EXERCISE DETAILS:
Count every line in the following entries where the word "this" appears. Give the count alone.

DATA PROVIDED:
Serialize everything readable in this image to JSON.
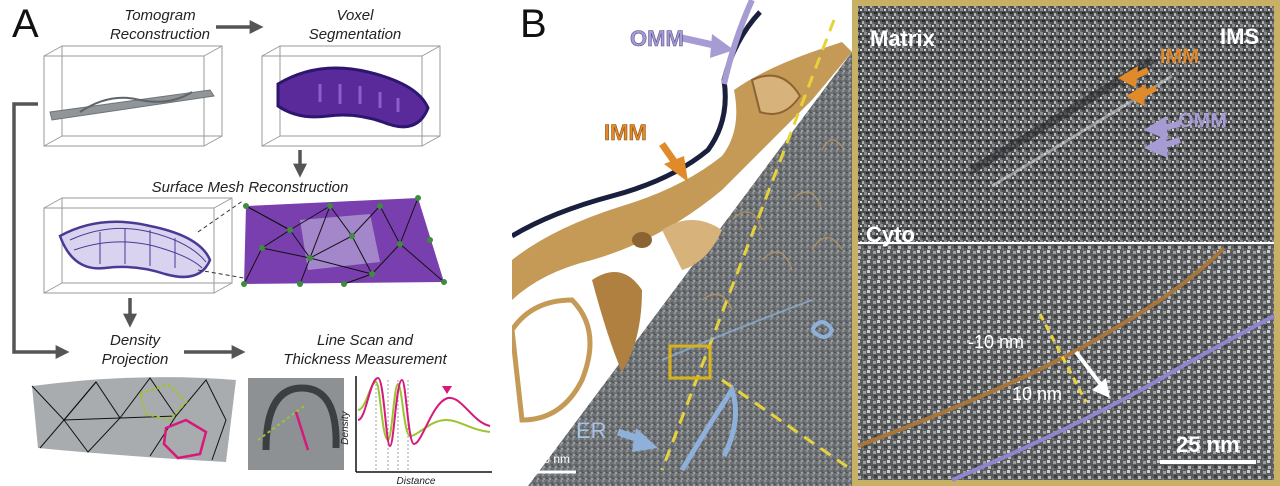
{
  "panel_a": {
    "label": "A",
    "steps": {
      "tomogram": "Tomogram\nReconstruction",
      "voxel": "Voxel\nSegmentation",
      "surface_mesh": "Surface Mesh Reconstruction",
      "density": "Density\nProjection",
      "line_scan": "Line Scan and\nThickness Measurement"
    },
    "plot": {
      "ylabel": "Density",
      "xlabel": "Distance"
    },
    "colors": {
      "magenta": "#d6197a",
      "green": "#9cc431",
      "purple": "#5b2a9a",
      "arrow": "#555555"
    }
  },
  "panel_b": {
    "label": "B",
    "left_labels": {
      "omm": "OMM",
      "imm": "IMM",
      "er": "ER",
      "scale": "100 nm"
    },
    "top_right_labels": {
      "matrix": "Matrix",
      "ims": "IMS",
      "imm": "IMM",
      "omm": "OMM",
      "cyto": "Cyto"
    },
    "bottom_right_labels": {
      "minus": "-10 nm",
      "plus": "10 nm",
      "scale": "25 nm"
    },
    "colors": {
      "omm": "#a79bd3",
      "imm": "#e08a2a",
      "membrane_gold": "#c49a56",
      "er": "#8fb0d8",
      "box": "#d8b21a",
      "dash": "#e6d33c"
    }
  }
}
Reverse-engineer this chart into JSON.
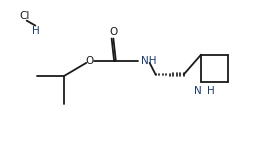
{
  "bg_color": "#ffffff",
  "line_color": "#1a1a1a",
  "text_color": "#1a1a1a",
  "nh_color": "#1a3a6b",
  "figsize": [
    2.63,
    1.59
  ],
  "dpi": 100,
  "xlim": [
    0,
    10.5
  ],
  "ylim": [
    0,
    6.4
  ]
}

WRITTEN SOLUTION:
2